▶ **HOW TO COMPLETE THIS TASK**: Every entry is to be transcribed as it stands. Images stay out.
** Opening MATERIAL FOR THIS TASK block **
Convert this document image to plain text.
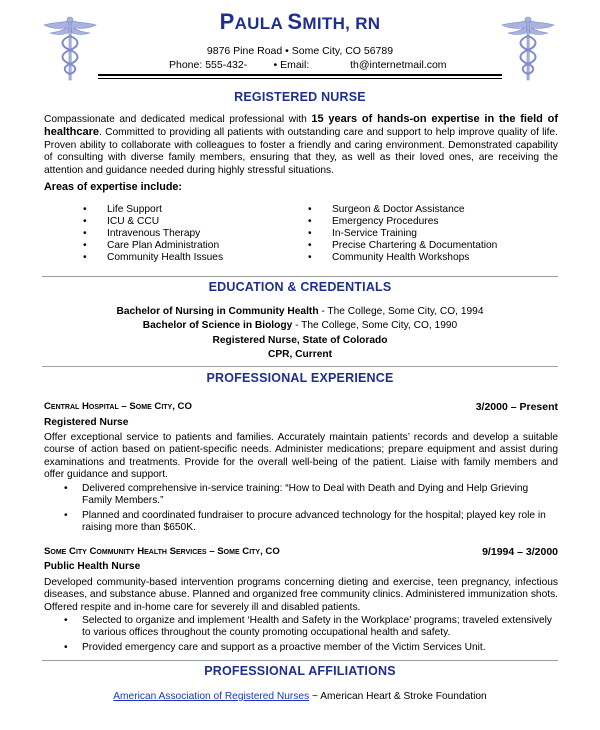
PAULA SMITH, RN
9876 Pine Road • Some City, CO 56789
Phone: 555-432-         • Email:              th@internetmail.com
REGISTERED NURSE

Compassionate and dedicated medical professional with 15 years of hands-on expertise in the field of healthcare. Committed to providing all patients with outstanding care and support to help improve quality of life. Proven ability to collaborate with colleagues to foster a friendly and caring environment. Demonstrated capability of consulting with diverse family members, ensuring that they, as well as their loved ones, are receiving the attention and guidance needed during highly stressful situations.

Areas of expertise include:
• Life Support
• ICU & CCU
• Intravenous Therapy
• Care Plan Administration
• Community Health Issues
• Surgeon & Doctor Assistance
• Emergency Procedures
• In-Service Training
• Precise Chartering & Documentation
• Community Health Workshops
EDUCATION & CREDENTIALS
Bachelor of Nursing in Community Health - The College, Some City, CO, 1994
Bachelor of Science in Biology - The College, Some City, CO, 1990
Registered Nurse, State of Colorado
CPR, Current
PROFESSIONAL EXPERIENCE
Central Hospital – Some City, CO	3/2000 – Present
Registered Nurse
Offer exceptional service to patients and families. Accurately maintain patients’ records and develop a suitable course of action based on patient-specific needs. Administer medications; prepare equipment and assist during examinations and treatments. Provide for the overall well-being of the patient. Liaise with family members and offer guidance and support.
• Delivered comprehensive in-service training: “How to Deal with Death and Dying and Help Grieving Family Members.”
• Planned and coordinated fundraiser to procure advanced technology for the hospital; played key role in raising more than $650K.
Some City Community Health Services – Some City, CO	9/1994 – 3/2000
Public Health Nurse
Developed community-based intervention programs concerning dieting and exercise, teen pregnancy, infectious diseases, and substance abuse. Planned and organized free community clinics. Administered immunization shots. Offered respite and in-home care for severely ill and disabled patients.
• Selected to organize and implement ‘Health and Safety in the Workplace’ programs; traveled extensively to various offices throughout the county promoting occupational health and safety.
• Provided emergency care and support as a proactive member of the Victim Services Unit.
PROFESSIONAL AFFILIATIONS
American Association of Registered Nurses ~ American Heart & Stroke Foundation
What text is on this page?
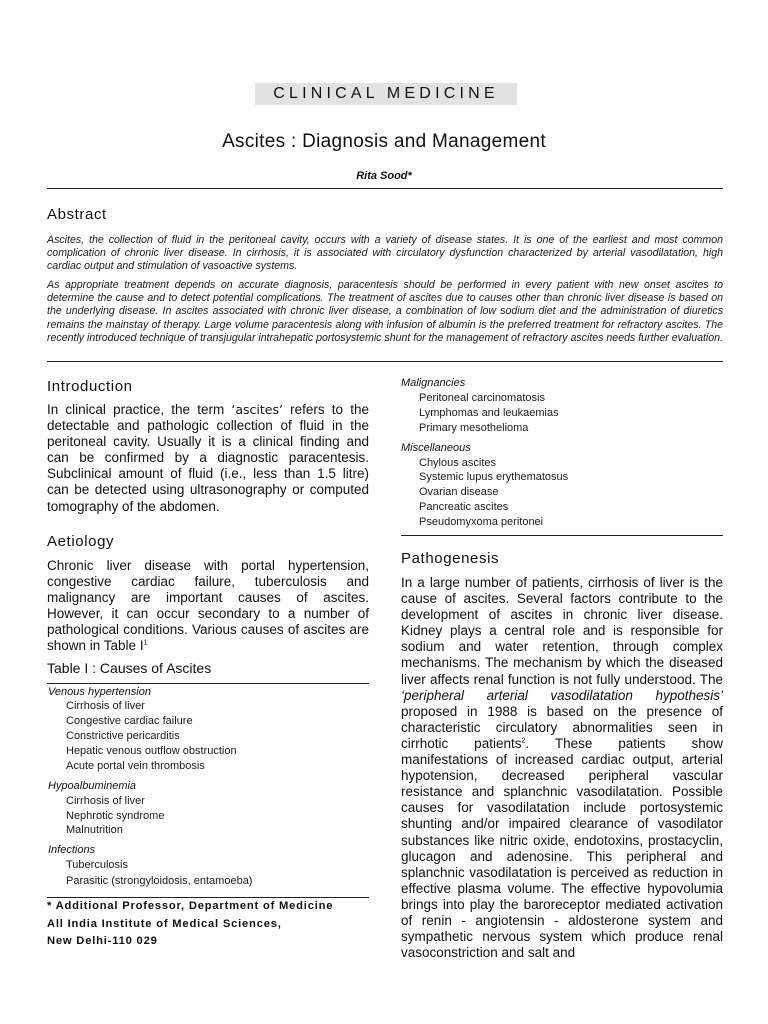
CLINICAL MEDICINE
Ascites : Diagnosis and Management
Rita Sood*
Abstract

Ascites, the collection of fluid in the peritoneal cavity, occurs with a variety of disease states. It is one of the earliest and most common complication of chronic liver disease. In cirrhosis, it is associated with circulatory dysfunction characterized by arterial vasodilatation, high cardiac output and stimulation of vasoactive systems.

As appropriate treatment depends on accurate diagnosis, paracentesis should be performed in every patient with new onset ascites to determine the cause and to detect potential complications. The treatment of ascites due to causes other than chronic liver disease is based on the underlying disease. In ascites associated with chronic liver disease, a combination of low sodium diet and the administration of diuretics remains the mainstay of therapy. Large volume paracentesis along with infusion of albumin is the preferred treatment for refractory ascites. The recently introduced technique of transjugular intrahepatic portosystemic shunt for the management of refractory ascites needs further evaluation.

Introduction

In clinical practice, the term ‘ascites’ refers to the detectable and pathologic collection of fluid in the peritoneal cavity. Usually it is a clinical finding and can be confirmed by a diagnostic paracentesis. Subclinical amount of fluid (i.e., less than 1.5 litre) can be detected using ultrasonography or computed tomography of the abdomen.

Aetiology

Chronic liver disease with portal hypertension, congestive cardiac failure, tuberculosis and malignancy are important causes of ascites. However, it can occur secondary to a number of pathological conditions. Various causes of ascites are shown in Table I$^1$

Table I : Causes of Ascites
Venous hypertension
Cirrhosis of liver
Congestive cardiac failure
Constrictive pericarditis
Hepatic venous outflow obstruction
Acute portal vein thrombosis
Hypoalbuminemia
Cirrhosis of liver
Nephrotic syndrome
Malnutrition
Infections
Tuberculosis
Parasitic (strongyloidosis, entamoeba)

* Additional Professor, Department of Medicine

All India Institute of Medical Sciences,

New Delhi-110 029

Malignancies
Peritoneal carcinomatosis
Lymphomas and leukaemias
Primary mesothelioma
Miscellaneous
Chylous ascites
Systemic lupus erythematosus
Ovarian disease
Pancreatic ascites
Pseudomyxoma peritonei
Pathogenesis

In a large number of patients, cirrhosis of liver is the cause of ascites. Several factors contribute to the development of ascites in chronic liver disease. Kidney plays a central role and is responsible for sodium and water retention, through complex mechanisms. The mechanism by which the diseased liver affects renal function is not fully understood. The ‘peripheral arterial vasodilatation hypothesis’ proposed in 1988 is based on the presence of characteristic circulatory abnormalities seen in cirrhotic patients$^2$. These patients show manifestations of increased cardiac output, arterial hypotension, decreased peripheral vascular resistance and splanchnic vasodilatation. Possible causes for vasodilatation include portosystemic shunting and/or impaired clearance of vasodilator substances like nitric oxide, endotoxins, prostacyclin, glucagon and adenosine. This peripheral and splanchnic vasodilatation is perceived as reduction in effective plasma volume. The effective hypovolumia brings into play the baroreceptor mediated activation of renin - angiotensin - aldosterone system and sympathetic nervous system which produce renal vasoconstriction and salt and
** Closing MATERIAL FOR THIS TASK block **
▶ **OUTPUT**:
Convert this document image to plain text.
PAULA SMITH, RN
9876 Pine Road • Some City, CO 56789
Phone: 555-432-         • Email:              th@internetmail.com
REGISTERED NURSE

Compassionate and dedicated medical professional with 15 years of hands-on expertise in the field of healthcare. Committed to providing all patients with outstanding care and support to help improve quality of life. Proven ability to collaborate with colleagues to foster a friendly and caring environment. Demonstrated capability of consulting with diverse family members, ensuring that they, as well as their loved ones, are receiving the attention and guidance needed during highly stressful situations.

Areas of expertise include:
• Life Support
• ICU & CCU
• Intravenous Therapy
• Care Plan Administration
• Community Health Issues
• Surgeon & Doctor Assistance
• Emergency Procedures
• In-Service Training
• Precise Chartering & Documentation
• Community Health Workshops
EDUCATION & CREDENTIALS
Bachelor of Nursing in Community Health - The College, Some City, CO, 1994
Bachelor of Science in Biology - The College, Some City, CO, 1990
Registered Nurse, State of Colorado
CPR, Current
PROFESSIONAL EXPERIENCE
Central Hospital – Some City, CO	3/2000 – Present
Registered Nurse
Offer exceptional service to patients and families. Accurately maintain patients’ records and develop a suitable course of action based on patient-specific needs. Administer medications; prepare equipment and assist during examinations and treatments. Provide for the overall well-being of the patient. Liaise with family members and offer guidance and support.
• Delivered comprehensive in-service training: “How to Deal with Death and Dying and Help Grieving Family Members.”
• Planned and coordinated fundraiser to procure advanced technology for the hospital; played key role in raising more than $650K.
Some City Community Health Services – Some City, CO	9/1994 – 3/2000
Public Health Nurse
Developed community-based intervention programs concerning dieting and exercise, teen pregnancy, infectious diseases, and substance abuse. Planned and organized free community clinics. Administered immunization shots. Offered respite and in-home care for severely ill and disabled patients.
• Selected to organize and implement ‘Health and Safety in the Workplace’ programs; traveled extensively to various offices throughout the county promoting occupational health and safety.
• Provided emergency care and support as a proactive member of the Victim Services Unit.
PROFESSIONAL AFFILIATIONS
American Association of Registered Nurses ~ American Heart & Stroke Foundation
What text is on this page?
CLINICAL MEDICINE
Ascites : Diagnosis and Management
Rita Sood*
Abstract

Ascites, the collection of fluid in the peritoneal cavity, occurs with a variety of disease states. It is one of the earliest and most common complication of chronic liver disease. In cirrhosis, it is associated with circulatory dysfunction characterized by arterial vasodilatation, high cardiac output and stimulation of vasoactive systems.

As appropriate treatment depends on accurate diagnosis, paracentesis should be performed in every patient with new onset ascites to determine the cause and to detect potential complications. The treatment of ascites due to causes other than chronic liver disease is based on the underlying disease. In ascites associated with chronic liver disease, a combination of low sodium diet and the administration of diuretics remains the mainstay of therapy. Large volume paracentesis along with infusion of albumin is the preferred treatment for refractory ascites. The recently introduced technique of transjugular intrahepatic portosystemic shunt for the management of refractory ascites needs further evaluation.

Introduction

In clinical practice, the term ‘ascites’ refers to the detectable and pathologic collection of fluid in the peritoneal cavity. Usually it is a clinical finding and can be confirmed by a diagnostic paracentesis. Subclinical amount of fluid (i.e., less than 1.5 litre) can be detected using ultrasonography or computed tomography of the abdomen.

Aetiology

Chronic liver disease with portal hypertension, congestive cardiac failure, tuberculosis and malignancy are important causes of ascites. However, it can occur secondary to a number of pathological conditions. Various causes of ascites are shown in Table I$^1$

Table I : Causes of Ascites
Venous hypertension
Cirrhosis of liver
Congestive cardiac failure
Constrictive pericarditis
Hepatic venous outflow obstruction
Acute portal vein thrombosis
Hypoalbuminemia
Cirrhosis of liver
Nephrotic syndrome
Malnutrition
Infections
Tuberculosis
Parasitic (strongyloidosis, entamoeba)

* Additional Professor, Department of Medicine

All India Institute of Medical Sciences,

New Delhi-110 029

Malignancies
Peritoneal carcinomatosis
Lymphomas and leukaemias
Primary mesothelioma
Miscellaneous
Chylous ascites
Systemic lupus erythematosus
Ovarian disease
Pancreatic ascites
Pseudomyxoma peritonei
Pathogenesis

In a large number of patients, cirrhosis of liver is the cause of ascites. Several factors contribute to the development of ascites in chronic liver disease. Kidney plays a central role and is responsible for sodium and water retention, through complex mechanisms. The mechanism by which the diseased liver affects renal function is not fully understood. The ‘peripheral arterial vasodilatation hypothesis’ proposed in 1988 is based on the presence of characteristic circulatory abnormalities seen in cirrhotic patients$^2$. These patients show manifestations of increased cardiac output, arterial hypotension, decreased peripheral vascular resistance and splanchnic vasodilatation. Possible causes for vasodilatation include portosystemic shunting and/or impaired clearance of vasodilator substances like nitric oxide, endotoxins, prostacyclin, glucagon and adenosine. This peripheral and splanchnic vasodilatation is perceived as reduction in effective plasma volume. The effective hypovolumia brings into play the baroreceptor mediated activation of renin - angiotensin - aldosterone system and sympathetic nervous system which produce renal vasoconstriction and salt and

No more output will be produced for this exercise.